▶ _Exercise instructions_: Where a line in the listing below contains the word "عضـــوا", copy that line.

▶ _Stored items_:

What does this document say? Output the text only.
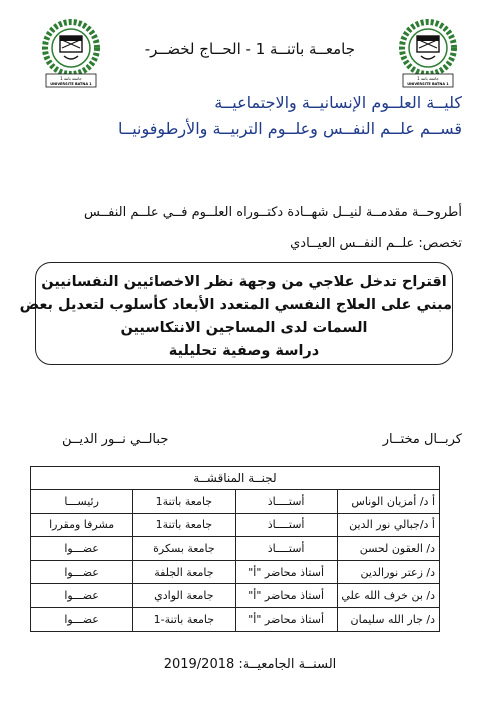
جامعة باتنة 1
UNIVERSITE BATNA 1
جامعة باتنة 1
UNIVERSITE BATNA 1
جامعــة باتنــة 1 - الحــاج لخضــر-
كليــة العلــوم الإنسانيــة والاجتماعيــة
قســم علــم النفــس وعلــوم التربيــة والأرطوفونيــا
أطروحــة مقدمــة لنيــل شهــادة دكتــوراه العلــوم فــي علــم النفــس
تخصص: علــم النفــس العيــادي
اقتراح تدخل علاجي من وجهة نظر الاخصائيين النفسانيين
مبني على العلاج النفسي المتعدد الأبعاد كأسلوب لتعديل بعض
السمات لدى المساجين الانتكاسيين
دراسة وصفية تحليلية
كربــال مختــار
جبالــي نــور الديــن
لجنــة المناقشــة			
أ د/ أمزيان الوناس	أستــــاذ	جامعة باتنة1	رئيســـا
أ د/جبالي نور الدين	أستــــاذ	جامعة باتنة1	مشرفا ومقررا
د/ العقون لحسن	أستــــاذ	جامعة بسكرة	عضـــوا
د/ زعتر نورالدين	أستاذ محاضر "أ"	جامعة الجلفة	عضـــوا
د/ بن خرف الله علي	أستاذ محاضر "أ"	جامعة الوادي	عضـــوا
د/ جار الله سليمان	أستاذ محاضر "أ"	جامعة باتنة-1	عضـــوا
السنــة الجامعيــة: 2019/2018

▶ _Result below_:
د/ العقون لحسن	أستــــاذ	جامعة بسكرة	عضـــوا
د/ زعتر نورالدين	أستاذ محاضر "أ"	جامعة الجلفة	عضـــوا
د/ بن خرف الله علي	أستاذ محاضر "أ"	جامعة الوادي	عضـــوا
د/ جار الله سليمان	أستاذ محاضر "أ"	جامعة باتنة-1	عضـــوا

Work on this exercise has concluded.